● SHORT PROBLEM A
Using the broadband statement, answer each of the following:
(i) Which publication's report prompted the statement?
(ii) According to the quoted remarks, what is access to affordable broadband for every classroom and home in America?
(iii) Which Federal Communication Commission program has Common Sense supported modernizing?

● SUPPLIED TEXT
Today, James P. Steyer released the following statement in response to the Ed Week report released this morning about the lack of digital infrastructure in many rural American communities and the negative impact that has on students in those communities keeping pace in the ever evolving digital world.
"The Ed Week report shines an important light on the reality that many rural communities lack the digital infrastructure to keep pace in the ever evolving digital world and that students within these communities are paying the price."
"In today’s 24/7 digital economy, access to affordable broadband for every classroom and home in America is a necessity, not an option. In fact, high-speed Internet at school and at home is one key element in helping to ensure that all kids can thrive, in school and in life. We have an increasing number of tools and resources available to help level the digital playing field, so that kids in rural America and kids in poor urban communities are not being left behind in their education and economic opportunities simply because they didn't have access to broadband that so many of their peers have."
Common Sense has a long history of advocacy for access to broadband to under-served schools and homes, including:
- Common Sense has worked closely with the bipartisan Leading Education by Advancing Digital (LEAD) Commission to create a path toward digital learning in the United States. As a first step, we have supported modernizing the Federal Communication Commission's E-Rate program to bring high-speed broadband into all our schools, especially those serving low-income children and children of color, to reduce the digital divide, and to ensure that students develop the skills necessary to compete in today's tech-savvy global economy.
- Common Sense will work with district, state network administrators to ensure lawmakers are appropriating the state level funding that is necessary to trigger the federal matching grants under the new E-Rate modernization order. Leveraging a network of millions of parents and teachers to educate and influence lawmakers on benefits of providing high speed broadband access to rural communities throughout the country.

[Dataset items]

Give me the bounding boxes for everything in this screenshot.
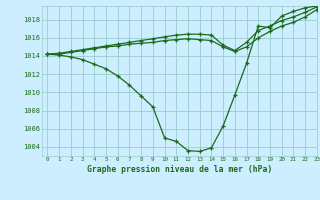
X-axis label: Graphe pression niveau de la mer (hPa): Graphe pression niveau de la mer (hPa): [87, 165, 272, 174]
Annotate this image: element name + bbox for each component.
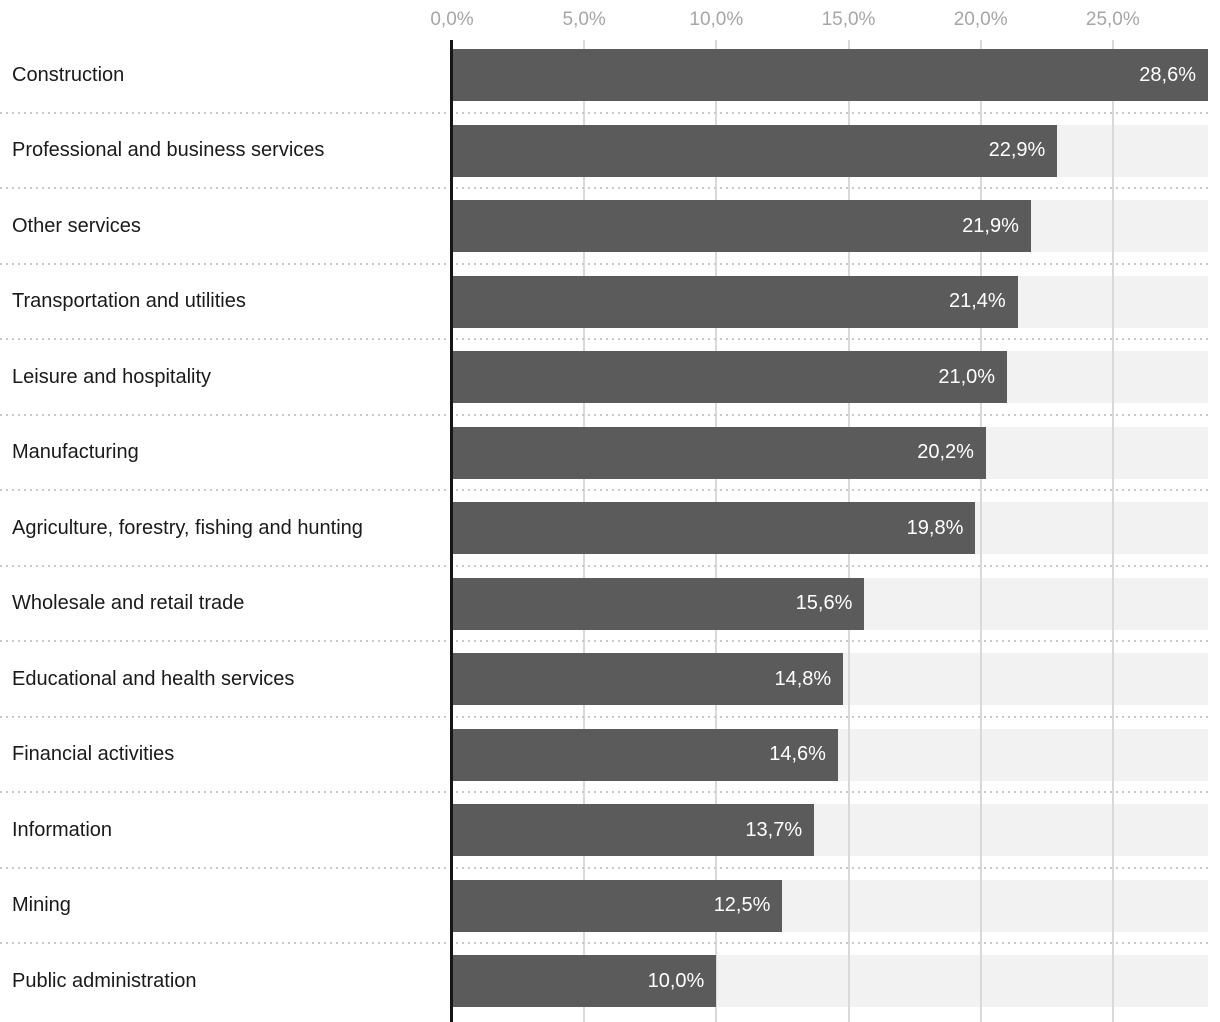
row-separator [0, 187, 1208, 190]
bar-value-label: 10,0% [647, 969, 705, 992]
gridline [1111, 40, 1114, 1022]
chart-row: 13,7% Information [0, 795, 1220, 871]
bar-value-label: 15,6% [795, 592, 853, 615]
bar-value-label: 21,9% [962, 214, 1019, 237]
row-separator [0, 564, 1208, 567]
bar-value-label: 21,0% [938, 365, 996, 388]
chart-row: 21,9% Other services [0, 191, 1220, 267]
chart-row: 15,6% Wholesale and retail trade [0, 569, 1220, 645]
category-label: Financial activities [12, 743, 175, 766]
row-separator [0, 413, 1208, 416]
bar: 28,6% [452, 49, 1208, 101]
row-separator [0, 640, 1208, 643]
bar: 13,7% [452, 804, 815, 857]
category-label: Wholesale and retail trade [12, 592, 245, 615]
category-label: Other services [12, 214, 141, 237]
gridline [979, 40, 982, 1022]
bar-value-label: 21,4% [948, 290, 1006, 313]
row-separator [0, 338, 1208, 341]
x-axis-tick-label: 25,0% [1085, 9, 1140, 30]
bar: 22,9% [452, 124, 1058, 177]
category-label: Information [12, 818, 113, 841]
chart-row: 12,5% Mining [0, 871, 1220, 947]
chart-row: 22,9% Professional and business services [0, 116, 1220, 192]
chart-row: 14,8% Educational and health services [0, 644, 1220, 720]
bar: 14,8% [452, 653, 844, 706]
bar: 14,6% [452, 728, 838, 781]
x-axis-tick-label: 10,0% [689, 9, 744, 30]
bar-value-label: 14,6% [769, 743, 826, 766]
chart-row: 21,4% Transportation and utilities [0, 267, 1220, 343]
category-label: Mining [12, 894, 71, 917]
x-axis-tick-label: 15,0% [821, 9, 876, 30]
x-axis-tick-label: 0,0% [430, 9, 474, 30]
bar-value-label: 12,5% [713, 894, 771, 917]
bar-value-label: 22,9% [988, 139, 1046, 162]
bar: 21,0% [452, 351, 1008, 404]
row-separator [0, 489, 1208, 492]
row-separator [0, 942, 1208, 945]
bar-value-label: 13,7% [745, 818, 803, 841]
x-axis-tick-label: 5,0% [562, 9, 606, 30]
plot-area: 28,6% Construction 22,9% Professional and b… [0, 40, 1220, 1022]
bar: 15,6% [452, 577, 865, 630]
category-label: Educational and health services [12, 667, 295, 690]
bar: 10,0% [452, 955, 717, 1008]
chart-row: 10,0% Public administration [0, 946, 1220, 1022]
row-separator [0, 715, 1208, 718]
category-label: Construction [12, 63, 125, 86]
bar-value-label: 20,2% [917, 441, 974, 464]
chart-row: 20,2% Manufacturing [0, 418, 1220, 494]
category-label: Leisure and hospitality [12, 365, 212, 388]
category-label: Professional and business services [12, 139, 325, 162]
category-label: Agriculture, forestry, fishing and hunti… [12, 516, 363, 539]
chart-row: 28,6% Construction [0, 40, 1220, 116]
bar-value-label: 14,8% [774, 667, 832, 690]
bar: 21,4% [452, 275, 1018, 328]
bar: 21,9% [452, 200, 1031, 253]
category-label: Transportation and utilities [12, 290, 246, 313]
chart-row: 19,8% Agriculture, forestry, fishing and … [0, 493, 1220, 569]
bar: 19,8% [452, 502, 976, 555]
chart-row: 14,6% Financial activities [0, 720, 1220, 796]
bar-value-label: 19,8% [906, 516, 964, 539]
bar: 12,5% [452, 879, 783, 932]
bar-value-label: 28,6% [1139, 63, 1196, 86]
y-axis-line [450, 40, 453, 1022]
bar: 20,2% [452, 426, 986, 479]
x-axis-tick-label: 20,0% [953, 9, 1008, 30]
row-separator [0, 262, 1208, 265]
category-label: Public administration [12, 969, 197, 992]
row-separator [0, 791, 1208, 794]
row-separator [0, 111, 1208, 114]
x-axis: 0,0% 5,0% 10,0% 15,0% 20,0% 25,0% [0, 0, 1220, 40]
chart-row: 21,0% Leisure and hospitality [0, 342, 1220, 418]
category-label: Manufacturing [12, 441, 139, 464]
row-separator [0, 866, 1208, 869]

● SHORT PROBLEM B
Rewrite the dataset items, starting at the first line of the records and ending at the line containing "Annotate this image: element", as a Markdown table with the columns n and Line. Omit blank lines and leave the pictures out.

● COMPLETE OUTPUT A
(i) Ed Week
(ii) A necessity, not an option
(iii) The E-Rate program

● COMPLETE OUTPUT B
| n | Line |
|---|---|
| 1 | Give me the bounding boxes for everything in this screenshot. |
| 2 | X-axis label: Graphe pression niveau de la mer (hPa): Graphe pression niveau de la mer (hPa): [87, 165, 272, 174] |
| 3 | Annotate this image: element name + bbox for each component. |